▶ WRITTEN INSTRUCTION
Only a number is wanted: how many lines in the listing contain the word "document"?

::::

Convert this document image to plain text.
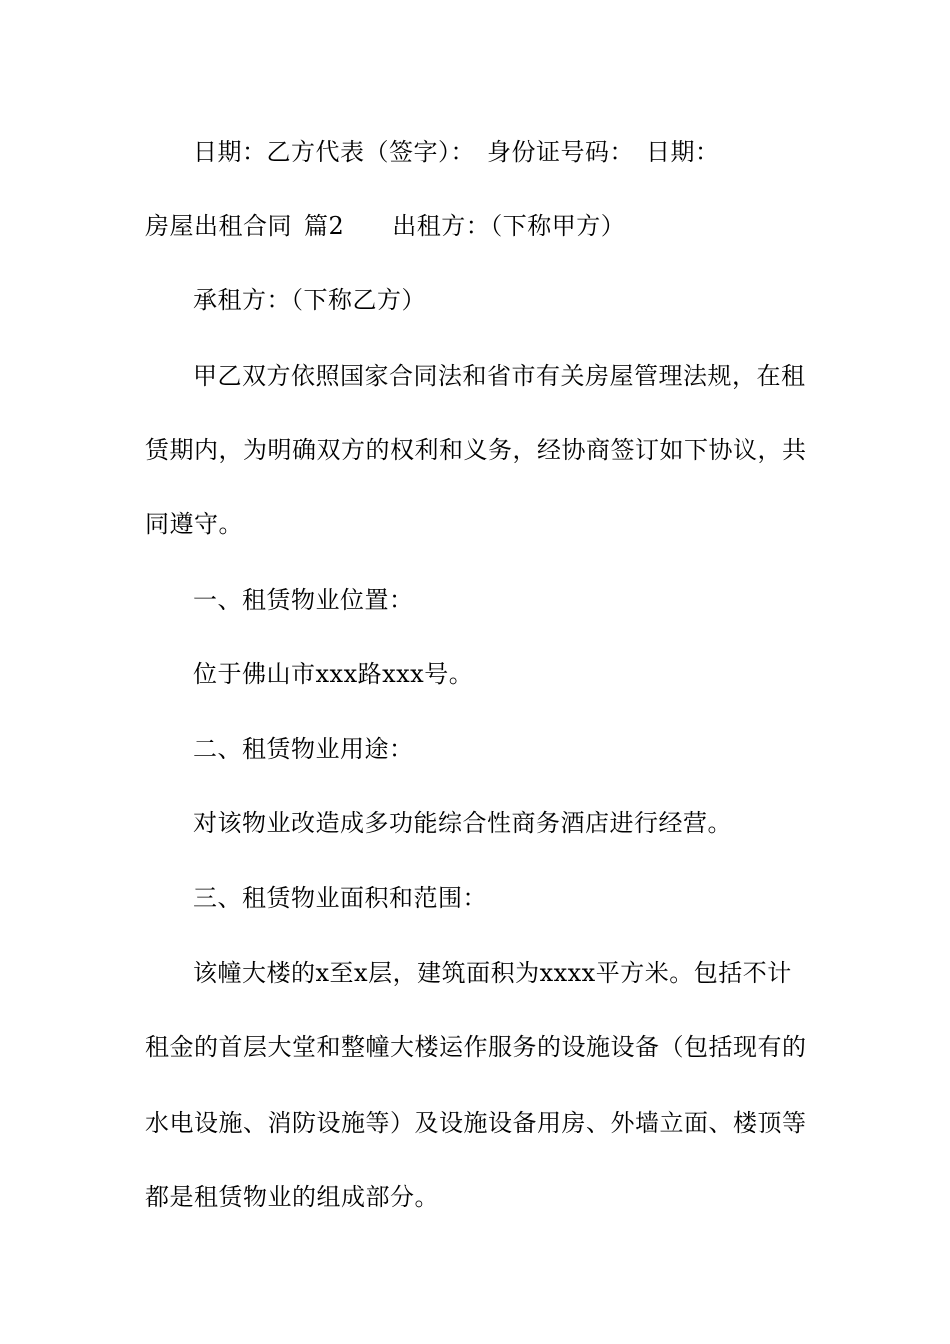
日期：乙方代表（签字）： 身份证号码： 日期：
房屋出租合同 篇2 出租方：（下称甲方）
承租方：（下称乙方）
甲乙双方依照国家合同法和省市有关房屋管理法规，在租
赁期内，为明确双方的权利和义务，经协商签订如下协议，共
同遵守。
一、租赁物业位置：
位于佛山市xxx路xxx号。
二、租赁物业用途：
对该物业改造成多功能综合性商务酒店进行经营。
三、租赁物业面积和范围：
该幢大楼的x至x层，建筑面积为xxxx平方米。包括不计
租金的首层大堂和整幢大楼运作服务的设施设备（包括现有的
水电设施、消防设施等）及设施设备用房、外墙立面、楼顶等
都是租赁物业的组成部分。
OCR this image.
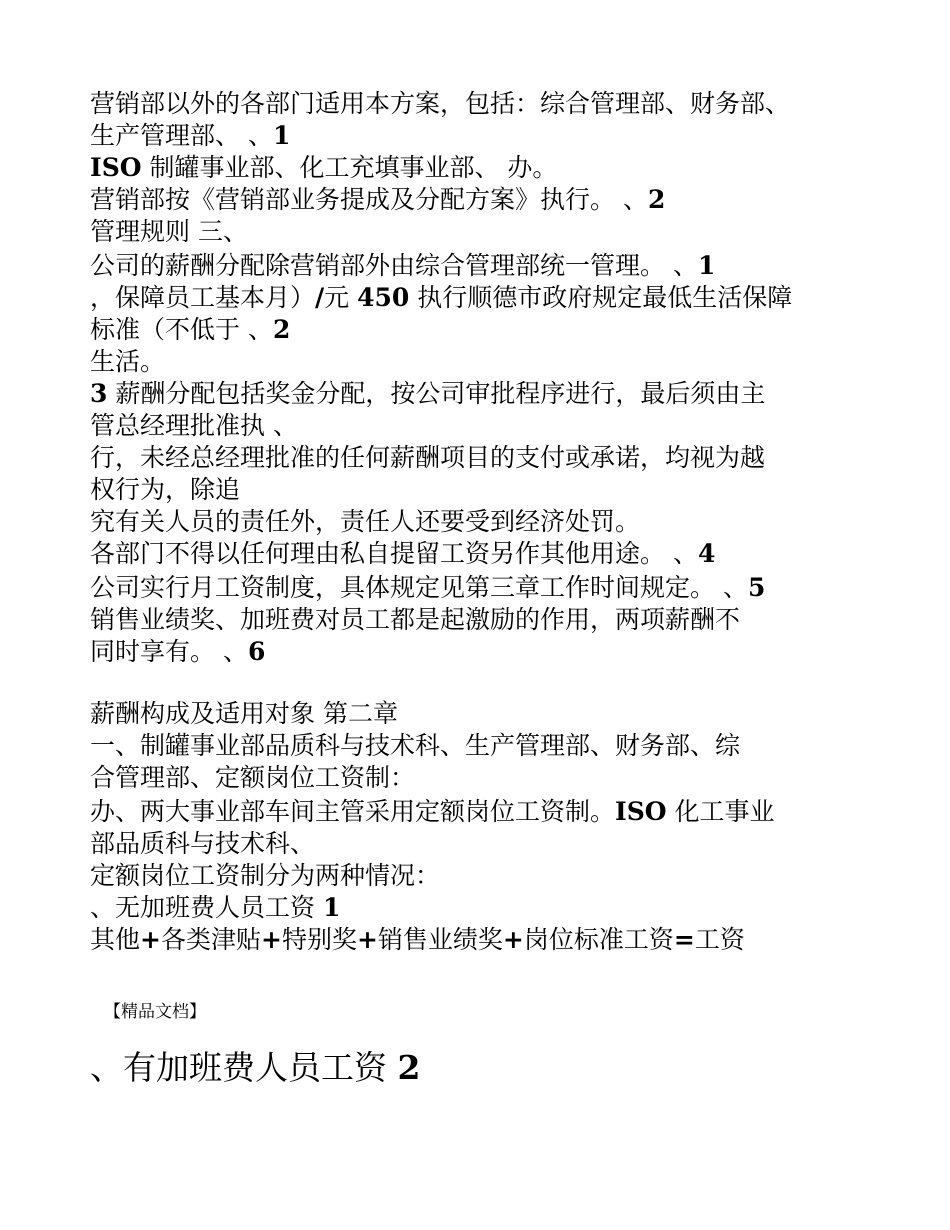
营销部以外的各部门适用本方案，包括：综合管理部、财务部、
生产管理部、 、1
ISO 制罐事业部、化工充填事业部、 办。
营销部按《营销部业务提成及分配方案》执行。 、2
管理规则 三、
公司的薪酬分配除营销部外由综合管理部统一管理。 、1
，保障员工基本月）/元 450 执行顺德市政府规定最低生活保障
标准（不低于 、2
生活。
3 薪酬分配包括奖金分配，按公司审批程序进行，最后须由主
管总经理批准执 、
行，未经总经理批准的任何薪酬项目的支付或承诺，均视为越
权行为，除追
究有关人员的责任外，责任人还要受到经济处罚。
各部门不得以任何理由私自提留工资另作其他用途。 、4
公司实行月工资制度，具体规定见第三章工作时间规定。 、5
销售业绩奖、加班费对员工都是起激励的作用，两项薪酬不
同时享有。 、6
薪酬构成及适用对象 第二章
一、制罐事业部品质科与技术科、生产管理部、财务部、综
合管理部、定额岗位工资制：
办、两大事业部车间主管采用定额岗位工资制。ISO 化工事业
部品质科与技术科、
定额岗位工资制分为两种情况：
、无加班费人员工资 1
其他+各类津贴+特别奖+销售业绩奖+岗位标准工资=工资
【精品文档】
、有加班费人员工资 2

::::

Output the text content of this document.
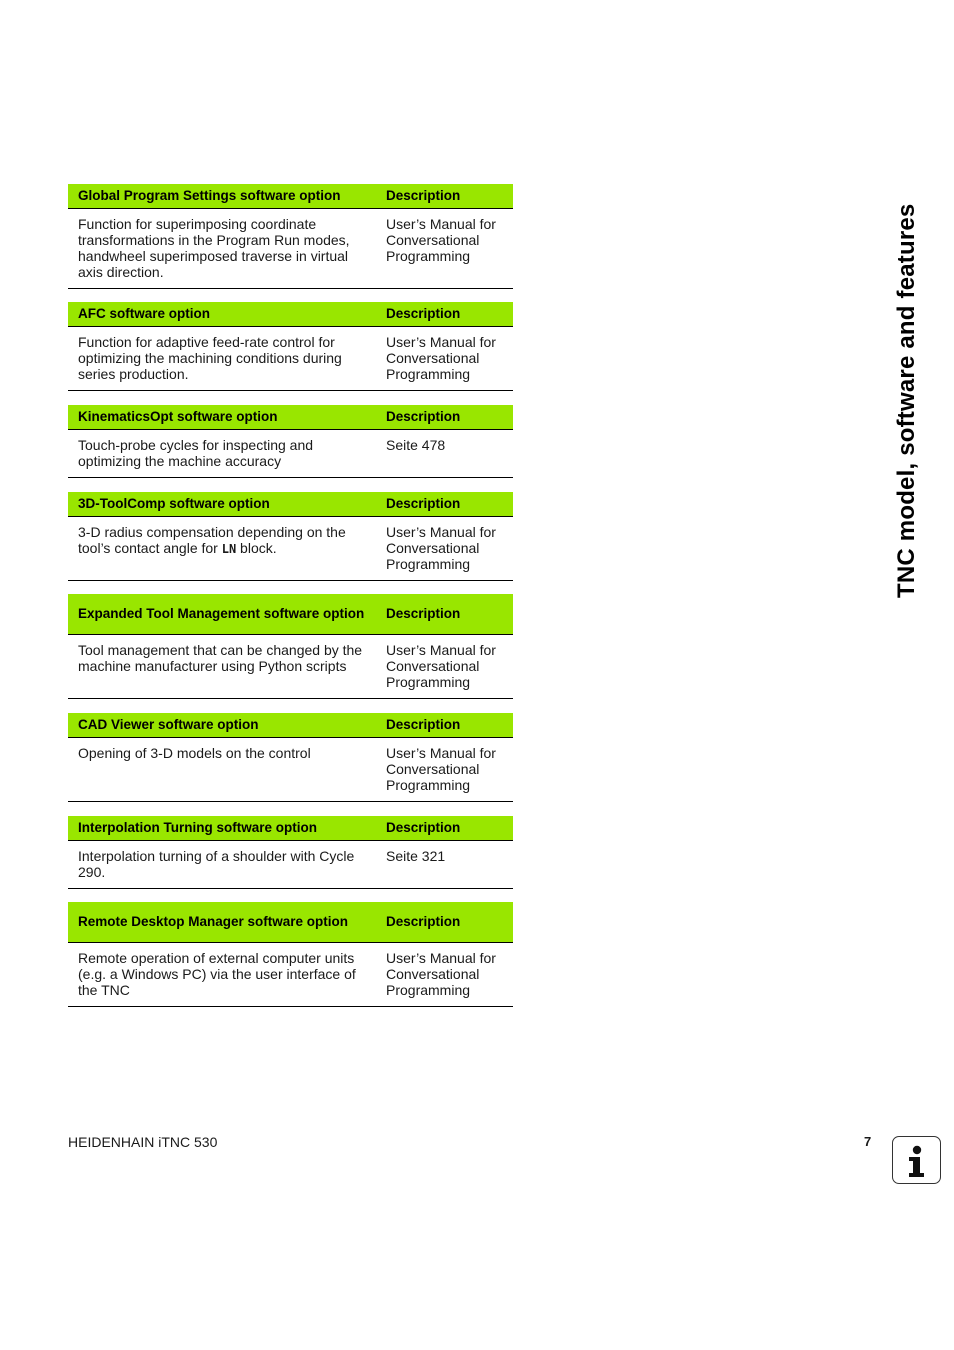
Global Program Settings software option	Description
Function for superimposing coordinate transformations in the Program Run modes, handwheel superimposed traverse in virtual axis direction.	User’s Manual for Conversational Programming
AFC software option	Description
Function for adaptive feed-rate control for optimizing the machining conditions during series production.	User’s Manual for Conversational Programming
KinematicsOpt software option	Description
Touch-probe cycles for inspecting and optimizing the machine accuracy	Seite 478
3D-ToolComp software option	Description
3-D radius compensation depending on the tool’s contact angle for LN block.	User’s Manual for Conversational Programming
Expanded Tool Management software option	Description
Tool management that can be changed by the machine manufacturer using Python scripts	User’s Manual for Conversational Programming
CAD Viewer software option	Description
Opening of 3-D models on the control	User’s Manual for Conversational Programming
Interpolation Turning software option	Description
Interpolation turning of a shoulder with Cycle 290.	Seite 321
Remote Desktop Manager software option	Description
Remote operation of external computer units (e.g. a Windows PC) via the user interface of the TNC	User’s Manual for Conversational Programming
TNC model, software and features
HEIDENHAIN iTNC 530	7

::::

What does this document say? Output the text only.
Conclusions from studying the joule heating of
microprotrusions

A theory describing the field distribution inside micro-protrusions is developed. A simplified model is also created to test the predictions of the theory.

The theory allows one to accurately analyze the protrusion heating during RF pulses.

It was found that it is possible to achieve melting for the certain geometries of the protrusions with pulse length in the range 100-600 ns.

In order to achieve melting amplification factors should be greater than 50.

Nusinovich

::::

▶ ANSWER TO THIS TASK
3